### [REQUEST]
Go through the listing and copy every line word for word.

### [SUPPLIED DATA]
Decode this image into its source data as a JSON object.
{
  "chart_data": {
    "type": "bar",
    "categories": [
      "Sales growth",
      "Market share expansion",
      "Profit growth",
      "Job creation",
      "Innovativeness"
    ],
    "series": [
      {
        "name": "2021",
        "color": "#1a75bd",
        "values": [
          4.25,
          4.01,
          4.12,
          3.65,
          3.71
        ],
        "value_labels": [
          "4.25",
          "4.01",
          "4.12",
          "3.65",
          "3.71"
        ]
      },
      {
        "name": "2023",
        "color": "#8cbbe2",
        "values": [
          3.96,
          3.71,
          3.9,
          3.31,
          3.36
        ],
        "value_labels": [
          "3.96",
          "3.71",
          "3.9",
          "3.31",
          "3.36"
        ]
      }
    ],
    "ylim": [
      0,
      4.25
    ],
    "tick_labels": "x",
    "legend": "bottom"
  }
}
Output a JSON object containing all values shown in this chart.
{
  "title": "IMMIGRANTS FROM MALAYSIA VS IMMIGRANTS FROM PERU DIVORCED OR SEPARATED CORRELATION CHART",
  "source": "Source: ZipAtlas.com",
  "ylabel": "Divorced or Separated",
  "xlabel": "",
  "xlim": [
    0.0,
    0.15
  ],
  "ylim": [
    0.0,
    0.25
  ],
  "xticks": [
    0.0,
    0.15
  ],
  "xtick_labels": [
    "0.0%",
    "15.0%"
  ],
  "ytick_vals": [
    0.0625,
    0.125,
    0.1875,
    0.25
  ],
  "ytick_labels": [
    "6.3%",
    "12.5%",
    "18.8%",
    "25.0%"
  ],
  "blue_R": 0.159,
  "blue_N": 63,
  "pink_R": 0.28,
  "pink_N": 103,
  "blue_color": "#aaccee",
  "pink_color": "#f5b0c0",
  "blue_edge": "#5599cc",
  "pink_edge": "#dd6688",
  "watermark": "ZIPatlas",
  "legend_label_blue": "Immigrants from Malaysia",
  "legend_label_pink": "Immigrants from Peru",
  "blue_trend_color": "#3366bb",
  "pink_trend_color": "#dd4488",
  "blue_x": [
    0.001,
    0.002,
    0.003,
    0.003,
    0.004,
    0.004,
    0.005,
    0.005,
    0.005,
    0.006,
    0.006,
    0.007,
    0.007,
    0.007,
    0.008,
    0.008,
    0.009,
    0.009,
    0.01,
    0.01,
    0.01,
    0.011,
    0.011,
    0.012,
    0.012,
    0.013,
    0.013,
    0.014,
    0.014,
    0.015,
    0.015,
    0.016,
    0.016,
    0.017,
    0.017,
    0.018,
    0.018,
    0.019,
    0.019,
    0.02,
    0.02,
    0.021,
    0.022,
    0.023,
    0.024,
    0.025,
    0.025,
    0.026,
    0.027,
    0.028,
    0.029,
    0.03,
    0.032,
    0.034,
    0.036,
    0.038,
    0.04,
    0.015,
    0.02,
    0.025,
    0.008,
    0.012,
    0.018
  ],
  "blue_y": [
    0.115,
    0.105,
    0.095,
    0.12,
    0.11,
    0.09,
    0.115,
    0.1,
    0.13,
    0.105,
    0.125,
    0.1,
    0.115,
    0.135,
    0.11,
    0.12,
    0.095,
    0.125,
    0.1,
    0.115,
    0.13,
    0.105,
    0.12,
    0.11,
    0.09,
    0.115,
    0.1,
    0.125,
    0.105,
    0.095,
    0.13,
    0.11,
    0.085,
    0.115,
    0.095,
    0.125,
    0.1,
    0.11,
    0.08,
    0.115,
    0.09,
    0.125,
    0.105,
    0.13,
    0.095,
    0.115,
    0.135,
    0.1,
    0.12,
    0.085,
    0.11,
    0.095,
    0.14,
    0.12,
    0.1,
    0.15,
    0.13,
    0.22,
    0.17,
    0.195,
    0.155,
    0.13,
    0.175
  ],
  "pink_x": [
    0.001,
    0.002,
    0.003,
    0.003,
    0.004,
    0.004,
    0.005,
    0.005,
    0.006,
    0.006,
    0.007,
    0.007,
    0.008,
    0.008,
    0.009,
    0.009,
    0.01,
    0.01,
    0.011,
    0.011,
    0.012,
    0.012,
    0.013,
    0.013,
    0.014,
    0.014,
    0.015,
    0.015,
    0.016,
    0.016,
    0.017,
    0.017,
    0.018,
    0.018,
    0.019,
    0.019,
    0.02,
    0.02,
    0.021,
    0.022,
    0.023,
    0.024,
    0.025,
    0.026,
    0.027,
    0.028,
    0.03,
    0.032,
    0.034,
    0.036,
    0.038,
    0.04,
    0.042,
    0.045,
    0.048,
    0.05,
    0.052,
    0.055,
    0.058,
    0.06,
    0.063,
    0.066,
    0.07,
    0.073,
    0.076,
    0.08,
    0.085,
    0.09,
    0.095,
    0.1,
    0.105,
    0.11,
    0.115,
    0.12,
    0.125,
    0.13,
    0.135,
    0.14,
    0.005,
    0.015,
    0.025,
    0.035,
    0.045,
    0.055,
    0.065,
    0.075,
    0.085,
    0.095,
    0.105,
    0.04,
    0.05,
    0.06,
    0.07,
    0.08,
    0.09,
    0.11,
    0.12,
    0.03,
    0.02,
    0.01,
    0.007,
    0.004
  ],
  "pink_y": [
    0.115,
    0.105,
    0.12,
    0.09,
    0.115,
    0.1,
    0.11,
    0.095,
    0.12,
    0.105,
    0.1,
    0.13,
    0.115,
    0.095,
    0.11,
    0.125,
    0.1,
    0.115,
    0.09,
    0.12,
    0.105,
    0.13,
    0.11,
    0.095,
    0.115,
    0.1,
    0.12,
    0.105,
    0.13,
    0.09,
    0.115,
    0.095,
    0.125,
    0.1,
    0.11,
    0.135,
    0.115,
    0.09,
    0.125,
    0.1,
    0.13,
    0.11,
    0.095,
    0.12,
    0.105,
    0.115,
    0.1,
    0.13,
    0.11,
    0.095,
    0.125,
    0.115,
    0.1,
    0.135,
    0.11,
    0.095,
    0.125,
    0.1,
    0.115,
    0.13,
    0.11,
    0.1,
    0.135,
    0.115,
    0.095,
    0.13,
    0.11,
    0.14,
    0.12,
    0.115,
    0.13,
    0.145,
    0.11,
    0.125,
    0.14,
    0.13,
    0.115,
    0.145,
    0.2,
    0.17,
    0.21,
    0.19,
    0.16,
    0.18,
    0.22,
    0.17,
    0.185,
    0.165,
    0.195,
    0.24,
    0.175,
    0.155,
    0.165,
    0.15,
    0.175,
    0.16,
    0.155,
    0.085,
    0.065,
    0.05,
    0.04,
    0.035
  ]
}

### [EXERCISE ANSWER]
Decode this image into its source data as a JSON object.
{
  "chart_data": {
    "type": "bar",
    "categories": [
      "Sales growth",
      "Market share expansion",
      "Profit growth",
      "Job creation",
      "Innovativeness"
    ],
    "series": [
      {
        "name": "2021",
        "color": "#1a75bd",
        "values": [
          4.25,
          4.01,
          4.12,
          3.65,
          3.71
        ],
        "value_labels": [
          "4.25",
          "4.01",
          "4.12",
          "3.65",
          "3.71"
        ]
      },
      {
        "name": "2023",
        "color": "#8cbbe2",
        "values": [
          3.96,
          3.71,
          3.9,
          3.31,
          3.36
        ],
        "value_labels": [
          "3.96",
          "3.71",
          "3.9",
          "3.31",
          "3.36"
        ]
      }
    ],
    "ylim": [
      0,
      4.25
    ],
    "tick_labels": "x",
    "legend": "bottom"
  }
}
Output a JSON object containing all values shown in this chart.
{
  "title": "IMMIGRANTS FROM MALAYSIA VS IMMIGRANTS FROM PERU DIVORCED OR SEPARATED CORRELATION CHART",
  "source": "Source: ZipAtlas.com",
  "ylabel": "Divorced or Separated",
  "xlabel": "",
  "xlim": [
    0.0,
    0.15
  ],
  "ylim": [
    0.0,
    0.25
  ],
  "xticks": [
    0.0,
    0.15
  ],
  "xtick_labels": [
    "0.0%",
    "15.0%"
  ],
  "ytick_vals": [
    0.0625,
    0.125,
    0.1875,
    0.25
  ],
  "ytick_labels": [
    "6.3%",
    "12.5%",
    "18.8%",
    "25.0%"
  ],
  "blue_R": 0.159,
  "blue_N": 63,
  "pink_R": 0.28,
  "pink_N": 103,
  "blue_color": "#aaccee",
  "pink_color": "#f5b0c0",
  "blue_edge": "#5599cc",
  "pink_edge": "#dd6688",
  "watermark": "ZIPatlas",
  "legend_label_blue": "Immigrants from Malaysia",
  "legend_label_pink": "Immigrants from Peru",
  "blue_trend_color": "#3366bb",
  "pink_trend_color": "#dd4488",
  "blue_x": [
    0.001,
    0.002,
    0.003,
    0.003,
    0.004,
    0.004,
    0.005,
    0.005,
    0.005,
    0.006,
    0.006,
    0.007,
    0.007,
    0.007,
    0.008,
    0.008,
    0.009,
    0.009,
    0.01,
    0.01,
    0.01,
    0.011,
    0.011,
    0.012,
    0.012,
    0.013,
    0.013,
    0.014,
    0.014,
    0.015,
    0.015,
    0.016,
    0.016,
    0.017,
    0.017,
    0.018,
    0.018,
    0.019,
    0.019,
    0.02,
    0.02,
    0.021,
    0.022,
    0.023,
    0.024,
    0.025,
    0.025,
    0.026,
    0.027,
    0.028,
    0.029,
    0.03,
    0.032,
    0.034,
    0.036,
    0.038,
    0.04,
    0.015,
    0.02,
    0.025,
    0.008,
    0.012,
    0.018
  ],
  "blue_y": [
    0.115,
    0.105,
    0.095,
    0.12,
    0.11,
    0.09,
    0.115,
    0.1,
    0.13,
    0.105,
    0.125,
    0.1,
    0.115,
    0.135,
    0.11,
    0.12,
    0.095,
    0.125,
    0.1,
    0.115,
    0.13,
    0.105,
    0.12,
    0.11,
    0.09,
    0.115,
    0.1,
    0.125,
    0.105,
    0.095,
    0.13,
    0.11,
    0.085,
    0.115,
    0.095,
    0.125,
    0.1,
    0.11,
    0.08,
    0.115,
    0.09,
    0.125,
    0.105,
    0.13,
    0.095,
    0.115,
    0.135,
    0.1,
    0.12,
    0.085,
    0.11,
    0.095,
    0.14,
    0.12,
    0.1,
    0.15,
    0.13,
    0.22,
    0.17,
    0.195,
    0.155,
    0.13,
    0.175
  ],
  "pink_x": [
    0.001,
    0.002,
    0.003,
    0.003,
    0.004,
    0.004,
    0.005,
    0.005,
    0.006,
    0.006,
    0.007,
    0.007,
    0.008,
    0.008,
    0.009,
    0.009,
    0.01,
    0.01,
    0.011,
    0.011,
    0.012,
    0.012,
    0.013,
    0.013,
    0.014,
    0.014,
    0.015,
    0.015,
    0.016,
    0.016,
    0.017,
    0.017,
    0.018,
    0.018,
    0.019,
    0.019,
    0.02,
    0.02,
    0.021,
    0.022,
    0.023,
    0.024,
    0.025,
    0.026,
    0.027,
    0.028,
    0.03,
    0.032,
    0.034,
    0.036,
    0.038,
    0.04,
    0.042,
    0.045,
    0.048,
    0.05,
    0.052,
    0.055,
    0.058,
    0.06,
    0.063,
    0.066,
    0.07,
    0.073,
    0.076,
    0.08,
    0.085,
    0.09,
    0.095,
    0.1,
    0.105,
    0.11,
    0.115,
    0.12,
    0.125,
    0.13,
    0.135,
    0.14,
    0.005,
    0.015,
    0.025,
    0.035,
    0.045,
    0.055,
    0.065,
    0.075,
    0.085,
    0.095,
    0.105,
    0.04,
    0.05,
    0.06,
    0.07,
    0.08,
    0.09,
    0.11,
    0.12,
    0.03,
    0.02,
    0.01,
    0.007,
    0.004
  ],
  "pink_y": [
    0.115,
    0.105,
    0.12,
    0.09,
    0.115,
    0.1,
    0.11,
    0.095,
    0.12,
    0.105,
    0.1,
    0.13,
    0.115,
    0.095,
    0.11,
    0.125,
    0.1,
    0.115,
    0.09,
    0.12,
    0.105,
    0.13,
    0.11,
    0.095,
    0.115,
    0.1,
    0.12,
    0.105,
    0.13,
    0.09,
    0.115,
    0.095,
    0.125,
    0.1,
    0.11,
    0.135,
    0.115,
    0.09,
    0.125,
    0.1,
    0.13,
    0.11,
    0.095,
    0.12,
    0.105,
    0.115,
    0.1,
    0.13,
    0.11,
    0.095,
    0.125,
    0.115,
    0.1,
    0.135,
    0.11,
    0.095,
    0.125,
    0.1,
    0.115,
    0.13,
    0.11,
    0.1,
    0.135,
    0.115,
    0.095,
    0.13,
    0.11,
    0.14,
    0.12,
    0.115,
    0.13,
    0.145,
    0.11,
    0.125,
    0.14,
    0.13,
    0.115,
    0.145,
    0.2,
    0.17,
    0.21,
    0.19,
    0.16,
    0.18,
    0.22,
    0.17,
    0.185,
    0.165,
    0.195,
    0.24,
    0.175,
    0.155,
    0.165,
    0.15,
    0.175,
    0.16,
    0.155,
    0.085,
    0.065,
    0.05,
    0.04,
    0.035
  ]
}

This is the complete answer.